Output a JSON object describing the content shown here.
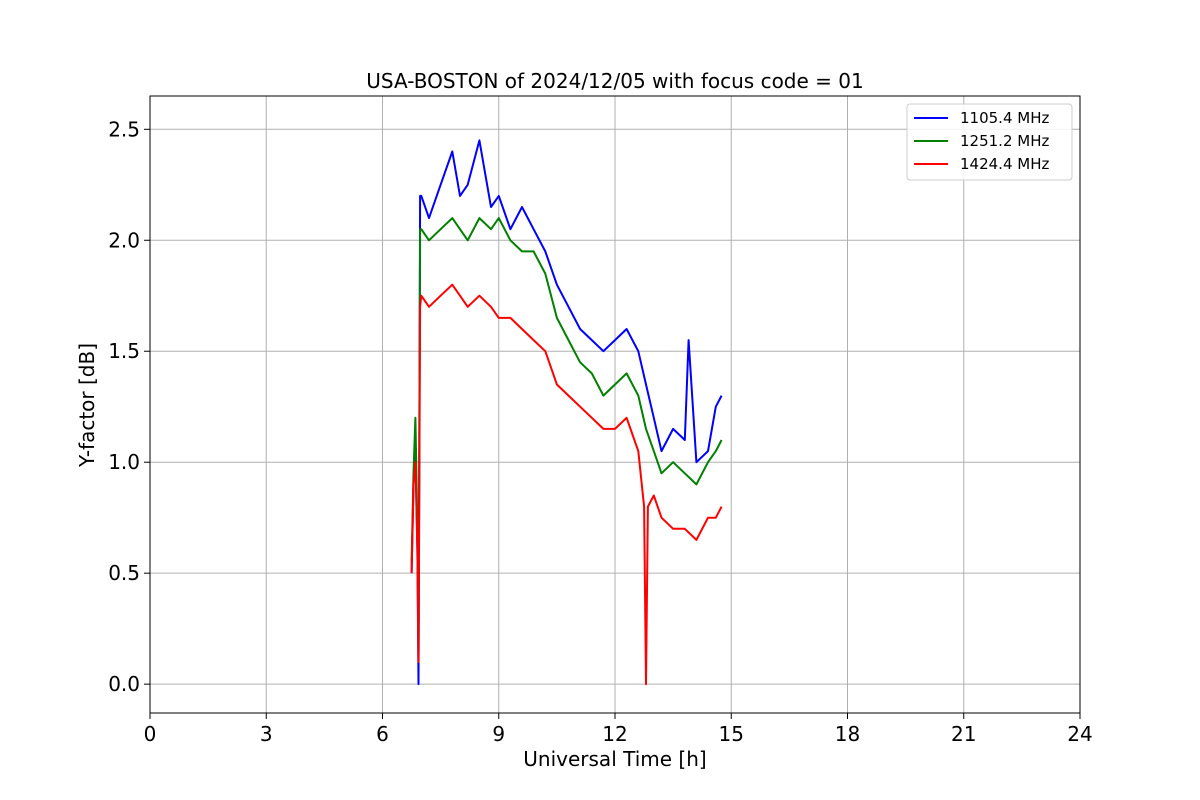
{
  "chart_data": {
    "type": "line",
    "title": "USA-BOSTON of 2024/12/05 with focus code = 01",
    "xlabel": "Universal Time [h]",
    "ylabel": "Y-factor [dB]",
    "xlim": [
      0,
      24
    ],
    "ylim": [
      -0.13,
      2.65
    ],
    "xticks": [
      0,
      3,
      6,
      9,
      12,
      15,
      18,
      21,
      24
    ],
    "xtick_labels": [
      "0",
      "3",
      "6",
      "9",
      "12",
      "15",
      "18",
      "21",
      "24"
    ],
    "yticks": [
      0.0,
      0.5,
      1.0,
      1.5,
      2.0,
      2.5
    ],
    "ytick_labels": [
      "0.0",
      "0.5",
      "1.0",
      "1.5",
      "2.0",
      "2.5"
    ],
    "grid": true,
    "legend_position": "top-right",
    "series": [
      {
        "name": "1105.4 MHz",
        "color": "#0000ff",
        "x": [
          6.75,
          6.8,
          6.85,
          6.9,
          6.93,
          6.95,
          6.97,
          7.0,
          7.2,
          7.5,
          7.8,
          8.0,
          8.2,
          8.5,
          8.8,
          9.0,
          9.3,
          9.6,
          9.9,
          10.2,
          10.5,
          10.8,
          11.1,
          11.4,
          11.7,
          12.0,
          12.3,
          12.6,
          12.8,
          13.0,
          13.2,
          13.5,
          13.8,
          13.9,
          14.1,
          14.4,
          14.6,
          14.75
        ],
        "y": [
          0.5,
          0.9,
          1.1,
          0.6,
          0.0,
          1.0,
          2.2,
          2.2,
          2.1,
          2.25,
          2.4,
          2.2,
          2.25,
          2.45,
          2.15,
          2.2,
          2.05,
          2.15,
          2.05,
          1.95,
          1.8,
          1.7,
          1.6,
          1.55,
          1.5,
          1.55,
          1.6,
          1.5,
          1.35,
          1.2,
          1.05,
          1.15,
          1.1,
          1.55,
          1.0,
          1.05,
          1.25,
          1.3
        ]
      },
      {
        "name": "1251.2 MHz",
        "color": "#008000",
        "x": [
          6.75,
          6.8,
          6.85,
          6.9,
          6.93,
          6.95,
          6.97,
          7.0,
          7.2,
          7.5,
          7.8,
          8.0,
          8.2,
          8.5,
          8.8,
          9.0,
          9.3,
          9.6,
          9.9,
          10.2,
          10.5,
          10.8,
          11.1,
          11.4,
          11.7,
          12.0,
          12.3,
          12.6,
          12.8,
          13.0,
          13.2,
          13.5,
          13.8,
          14.1,
          14.4,
          14.6,
          14.75
        ],
        "y": [
          0.55,
          0.95,
          1.2,
          0.7,
          0.1,
          1.1,
          2.05,
          2.05,
          2.0,
          2.05,
          2.1,
          2.05,
          2.0,
          2.1,
          2.05,
          2.1,
          2.0,
          1.95,
          1.95,
          1.85,
          1.65,
          1.55,
          1.45,
          1.4,
          1.3,
          1.35,
          1.4,
          1.3,
          1.15,
          1.05,
          0.95,
          1.0,
          0.95,
          0.9,
          1.0,
          1.05,
          1.1
        ]
      },
      {
        "name": "1424.4 MHz",
        "color": "#ff0000",
        "x": [
          6.75,
          6.8,
          6.85,
          6.9,
          6.93,
          6.95,
          6.97,
          7.0,
          7.2,
          7.5,
          7.8,
          8.0,
          8.2,
          8.5,
          8.8,
          9.0,
          9.3,
          9.6,
          9.9,
          10.2,
          10.5,
          10.8,
          11.1,
          11.4,
          11.7,
          12.0,
          12.3,
          12.6,
          12.75,
          12.8,
          12.85,
          13.0,
          13.2,
          13.5,
          13.8,
          14.1,
          14.4,
          14.6,
          14.75
        ],
        "y": [
          0.5,
          0.9,
          1.0,
          0.6,
          0.1,
          0.9,
          1.7,
          1.75,
          1.7,
          1.75,
          1.8,
          1.75,
          1.7,
          1.75,
          1.7,
          1.65,
          1.65,
          1.6,
          1.55,
          1.5,
          1.35,
          1.3,
          1.25,
          1.2,
          1.15,
          1.15,
          1.2,
          1.05,
          0.8,
          0.0,
          0.8,
          0.85,
          0.75,
          0.7,
          0.7,
          0.65,
          0.75,
          0.75,
          0.8
        ]
      }
    ]
  }
}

• **What is required**: In the material above, show every line where the word "name" turns up.

• **Answer to the exercise**:
        "name": "1105.4 MHz",
        "name": "1251.2 MHz",
        "name": "1424.4 MHz",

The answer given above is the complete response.